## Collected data
##############################

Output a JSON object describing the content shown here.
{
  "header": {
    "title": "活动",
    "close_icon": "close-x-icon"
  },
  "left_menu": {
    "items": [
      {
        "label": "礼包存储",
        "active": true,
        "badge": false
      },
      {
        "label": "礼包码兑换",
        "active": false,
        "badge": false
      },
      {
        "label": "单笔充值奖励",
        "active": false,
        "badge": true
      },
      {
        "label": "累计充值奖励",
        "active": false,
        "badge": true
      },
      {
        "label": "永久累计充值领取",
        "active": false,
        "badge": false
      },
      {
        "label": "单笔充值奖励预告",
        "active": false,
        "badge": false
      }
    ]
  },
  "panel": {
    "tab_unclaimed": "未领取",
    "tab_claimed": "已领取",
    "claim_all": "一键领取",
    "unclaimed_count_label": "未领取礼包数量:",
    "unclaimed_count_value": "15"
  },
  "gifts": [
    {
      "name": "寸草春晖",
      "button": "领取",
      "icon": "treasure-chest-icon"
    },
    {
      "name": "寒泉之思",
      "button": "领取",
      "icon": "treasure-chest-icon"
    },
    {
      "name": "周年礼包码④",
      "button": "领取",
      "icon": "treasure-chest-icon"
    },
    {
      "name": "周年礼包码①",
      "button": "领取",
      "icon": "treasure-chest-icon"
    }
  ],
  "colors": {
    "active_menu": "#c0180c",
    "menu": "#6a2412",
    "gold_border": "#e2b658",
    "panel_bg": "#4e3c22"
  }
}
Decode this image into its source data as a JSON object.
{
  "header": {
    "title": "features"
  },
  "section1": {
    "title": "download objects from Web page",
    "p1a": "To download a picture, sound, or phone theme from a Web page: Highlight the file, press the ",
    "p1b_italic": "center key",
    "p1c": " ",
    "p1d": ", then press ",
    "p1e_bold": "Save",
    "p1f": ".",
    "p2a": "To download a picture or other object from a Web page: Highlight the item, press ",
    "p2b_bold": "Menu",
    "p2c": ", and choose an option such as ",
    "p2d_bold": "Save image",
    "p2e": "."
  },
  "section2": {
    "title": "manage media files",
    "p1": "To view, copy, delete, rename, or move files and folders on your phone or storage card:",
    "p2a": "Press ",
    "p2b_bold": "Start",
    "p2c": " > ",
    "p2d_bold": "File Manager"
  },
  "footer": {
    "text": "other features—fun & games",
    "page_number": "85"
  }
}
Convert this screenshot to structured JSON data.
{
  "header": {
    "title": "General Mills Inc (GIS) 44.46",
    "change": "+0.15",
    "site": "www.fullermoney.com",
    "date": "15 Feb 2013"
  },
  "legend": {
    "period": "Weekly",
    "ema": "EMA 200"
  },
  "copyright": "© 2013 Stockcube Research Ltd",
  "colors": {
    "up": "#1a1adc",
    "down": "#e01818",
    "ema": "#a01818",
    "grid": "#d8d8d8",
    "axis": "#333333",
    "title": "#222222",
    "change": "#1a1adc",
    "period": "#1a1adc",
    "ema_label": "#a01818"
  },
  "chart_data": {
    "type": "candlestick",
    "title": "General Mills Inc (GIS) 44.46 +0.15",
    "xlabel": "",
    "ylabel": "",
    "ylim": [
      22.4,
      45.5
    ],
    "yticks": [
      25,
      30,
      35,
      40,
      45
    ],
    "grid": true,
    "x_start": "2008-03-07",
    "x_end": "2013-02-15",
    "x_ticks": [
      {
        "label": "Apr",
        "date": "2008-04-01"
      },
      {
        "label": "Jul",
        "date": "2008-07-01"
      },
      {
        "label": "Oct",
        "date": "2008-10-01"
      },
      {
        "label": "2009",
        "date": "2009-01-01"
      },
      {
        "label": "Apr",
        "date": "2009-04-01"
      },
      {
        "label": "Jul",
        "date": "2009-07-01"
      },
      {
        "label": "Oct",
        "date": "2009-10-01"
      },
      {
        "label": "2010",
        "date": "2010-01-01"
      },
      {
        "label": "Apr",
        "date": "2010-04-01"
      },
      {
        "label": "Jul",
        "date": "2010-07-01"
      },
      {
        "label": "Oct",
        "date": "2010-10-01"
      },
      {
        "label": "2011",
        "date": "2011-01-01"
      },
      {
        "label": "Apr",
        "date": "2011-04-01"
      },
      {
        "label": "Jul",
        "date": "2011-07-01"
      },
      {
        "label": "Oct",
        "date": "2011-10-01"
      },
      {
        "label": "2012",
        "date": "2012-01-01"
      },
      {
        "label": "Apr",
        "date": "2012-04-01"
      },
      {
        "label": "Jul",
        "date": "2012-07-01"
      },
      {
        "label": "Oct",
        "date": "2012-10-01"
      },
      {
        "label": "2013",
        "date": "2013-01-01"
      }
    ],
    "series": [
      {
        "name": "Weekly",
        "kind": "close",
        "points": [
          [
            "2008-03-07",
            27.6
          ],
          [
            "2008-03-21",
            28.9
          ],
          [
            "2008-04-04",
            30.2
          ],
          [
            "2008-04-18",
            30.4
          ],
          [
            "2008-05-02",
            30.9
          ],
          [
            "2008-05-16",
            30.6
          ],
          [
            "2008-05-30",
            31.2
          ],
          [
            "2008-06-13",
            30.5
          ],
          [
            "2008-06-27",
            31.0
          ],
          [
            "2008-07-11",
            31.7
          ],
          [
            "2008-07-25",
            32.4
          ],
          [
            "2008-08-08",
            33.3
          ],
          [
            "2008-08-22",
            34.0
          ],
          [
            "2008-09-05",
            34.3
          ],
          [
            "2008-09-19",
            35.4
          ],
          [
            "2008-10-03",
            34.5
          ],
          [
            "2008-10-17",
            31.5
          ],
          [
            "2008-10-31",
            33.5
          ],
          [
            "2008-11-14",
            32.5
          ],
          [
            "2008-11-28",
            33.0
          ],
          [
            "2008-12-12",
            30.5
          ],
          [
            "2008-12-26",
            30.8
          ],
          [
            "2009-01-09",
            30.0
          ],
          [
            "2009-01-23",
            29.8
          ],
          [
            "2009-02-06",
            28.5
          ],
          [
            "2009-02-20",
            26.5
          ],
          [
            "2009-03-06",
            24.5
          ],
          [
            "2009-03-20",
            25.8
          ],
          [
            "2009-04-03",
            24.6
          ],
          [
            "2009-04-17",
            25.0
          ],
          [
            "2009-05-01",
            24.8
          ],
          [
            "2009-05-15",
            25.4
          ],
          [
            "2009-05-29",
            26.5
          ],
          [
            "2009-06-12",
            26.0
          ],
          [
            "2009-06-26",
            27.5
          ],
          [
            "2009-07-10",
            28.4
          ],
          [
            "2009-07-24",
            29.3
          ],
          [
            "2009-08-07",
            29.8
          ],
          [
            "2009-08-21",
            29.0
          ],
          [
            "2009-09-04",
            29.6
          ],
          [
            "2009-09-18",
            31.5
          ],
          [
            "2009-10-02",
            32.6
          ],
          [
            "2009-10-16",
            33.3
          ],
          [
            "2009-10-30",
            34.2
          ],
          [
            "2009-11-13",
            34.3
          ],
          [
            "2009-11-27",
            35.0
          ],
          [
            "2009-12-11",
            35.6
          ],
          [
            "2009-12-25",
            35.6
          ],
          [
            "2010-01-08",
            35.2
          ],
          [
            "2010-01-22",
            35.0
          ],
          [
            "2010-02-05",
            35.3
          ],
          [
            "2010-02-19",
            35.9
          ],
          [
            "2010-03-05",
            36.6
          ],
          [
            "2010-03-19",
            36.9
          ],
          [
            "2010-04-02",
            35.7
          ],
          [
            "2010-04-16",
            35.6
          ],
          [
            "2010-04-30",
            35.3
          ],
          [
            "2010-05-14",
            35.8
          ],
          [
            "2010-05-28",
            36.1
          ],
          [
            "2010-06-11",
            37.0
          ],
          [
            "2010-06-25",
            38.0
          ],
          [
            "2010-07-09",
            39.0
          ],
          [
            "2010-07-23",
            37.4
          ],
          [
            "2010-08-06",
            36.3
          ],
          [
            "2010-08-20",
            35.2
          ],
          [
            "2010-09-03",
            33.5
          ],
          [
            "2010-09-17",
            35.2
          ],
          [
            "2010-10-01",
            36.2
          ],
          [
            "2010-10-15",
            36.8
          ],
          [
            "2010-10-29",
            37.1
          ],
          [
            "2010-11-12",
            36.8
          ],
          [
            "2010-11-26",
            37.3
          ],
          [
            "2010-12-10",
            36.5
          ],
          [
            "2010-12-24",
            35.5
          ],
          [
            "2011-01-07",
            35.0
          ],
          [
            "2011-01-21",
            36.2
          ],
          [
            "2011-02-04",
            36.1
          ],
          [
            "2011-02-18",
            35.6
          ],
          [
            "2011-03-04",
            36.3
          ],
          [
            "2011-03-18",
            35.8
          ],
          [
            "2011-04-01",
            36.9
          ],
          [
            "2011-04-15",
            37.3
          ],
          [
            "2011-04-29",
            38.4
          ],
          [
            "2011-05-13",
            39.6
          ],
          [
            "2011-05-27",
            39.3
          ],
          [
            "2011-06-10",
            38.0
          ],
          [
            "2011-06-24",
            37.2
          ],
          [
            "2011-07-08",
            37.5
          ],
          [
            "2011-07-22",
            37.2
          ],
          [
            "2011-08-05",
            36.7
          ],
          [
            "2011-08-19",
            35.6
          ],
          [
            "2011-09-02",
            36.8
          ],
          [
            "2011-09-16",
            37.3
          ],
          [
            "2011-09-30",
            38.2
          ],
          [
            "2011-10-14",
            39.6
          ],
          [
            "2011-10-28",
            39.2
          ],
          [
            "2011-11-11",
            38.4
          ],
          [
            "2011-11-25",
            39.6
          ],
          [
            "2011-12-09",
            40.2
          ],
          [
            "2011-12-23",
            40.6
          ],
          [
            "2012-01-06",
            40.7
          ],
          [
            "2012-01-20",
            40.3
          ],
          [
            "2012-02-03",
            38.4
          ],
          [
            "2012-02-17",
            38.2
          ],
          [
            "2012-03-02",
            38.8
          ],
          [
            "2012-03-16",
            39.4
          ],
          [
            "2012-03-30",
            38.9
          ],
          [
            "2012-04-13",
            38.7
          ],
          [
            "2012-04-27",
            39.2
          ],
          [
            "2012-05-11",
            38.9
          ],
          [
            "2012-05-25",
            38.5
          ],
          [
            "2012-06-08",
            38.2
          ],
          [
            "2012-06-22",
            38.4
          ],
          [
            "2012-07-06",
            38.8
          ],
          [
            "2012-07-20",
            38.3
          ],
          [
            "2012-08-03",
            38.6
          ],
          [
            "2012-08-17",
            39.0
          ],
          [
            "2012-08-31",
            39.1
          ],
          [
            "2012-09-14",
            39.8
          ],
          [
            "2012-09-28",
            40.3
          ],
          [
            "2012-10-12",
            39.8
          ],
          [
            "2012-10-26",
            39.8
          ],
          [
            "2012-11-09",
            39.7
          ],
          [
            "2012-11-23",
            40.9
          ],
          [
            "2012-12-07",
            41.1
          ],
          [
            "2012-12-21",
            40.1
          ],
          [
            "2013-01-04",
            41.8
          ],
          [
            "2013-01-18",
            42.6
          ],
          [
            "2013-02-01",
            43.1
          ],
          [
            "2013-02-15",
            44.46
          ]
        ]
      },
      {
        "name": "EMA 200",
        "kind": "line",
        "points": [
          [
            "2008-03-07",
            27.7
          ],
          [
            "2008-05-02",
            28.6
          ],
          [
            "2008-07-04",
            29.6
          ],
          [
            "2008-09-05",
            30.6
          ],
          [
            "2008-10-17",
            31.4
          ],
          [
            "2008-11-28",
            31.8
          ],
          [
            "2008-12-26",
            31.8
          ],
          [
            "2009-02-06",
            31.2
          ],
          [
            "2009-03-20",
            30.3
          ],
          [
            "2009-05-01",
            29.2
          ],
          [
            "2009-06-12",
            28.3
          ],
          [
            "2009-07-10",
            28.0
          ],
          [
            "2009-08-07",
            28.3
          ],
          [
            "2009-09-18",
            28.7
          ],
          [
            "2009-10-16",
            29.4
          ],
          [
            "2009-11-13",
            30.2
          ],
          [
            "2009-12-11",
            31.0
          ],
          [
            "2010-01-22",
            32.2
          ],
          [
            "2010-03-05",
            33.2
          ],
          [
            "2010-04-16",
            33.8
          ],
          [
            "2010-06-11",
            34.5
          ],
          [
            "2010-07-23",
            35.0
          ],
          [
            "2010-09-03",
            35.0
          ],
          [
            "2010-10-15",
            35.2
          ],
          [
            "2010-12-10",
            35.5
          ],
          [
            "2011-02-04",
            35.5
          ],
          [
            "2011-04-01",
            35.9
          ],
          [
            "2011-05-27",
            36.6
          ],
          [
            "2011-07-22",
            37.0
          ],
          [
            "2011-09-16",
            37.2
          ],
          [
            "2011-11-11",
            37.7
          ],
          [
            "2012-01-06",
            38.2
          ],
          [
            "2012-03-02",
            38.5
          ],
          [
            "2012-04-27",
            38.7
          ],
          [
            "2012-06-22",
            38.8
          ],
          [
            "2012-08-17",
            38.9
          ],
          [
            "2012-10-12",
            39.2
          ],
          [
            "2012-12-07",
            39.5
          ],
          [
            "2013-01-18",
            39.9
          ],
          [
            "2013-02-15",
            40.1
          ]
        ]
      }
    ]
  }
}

##############################

Copy every line of the listing containing the string "this".

Decode this image into its source data as a JSON object.
Convert this screenshot to structured JSON data.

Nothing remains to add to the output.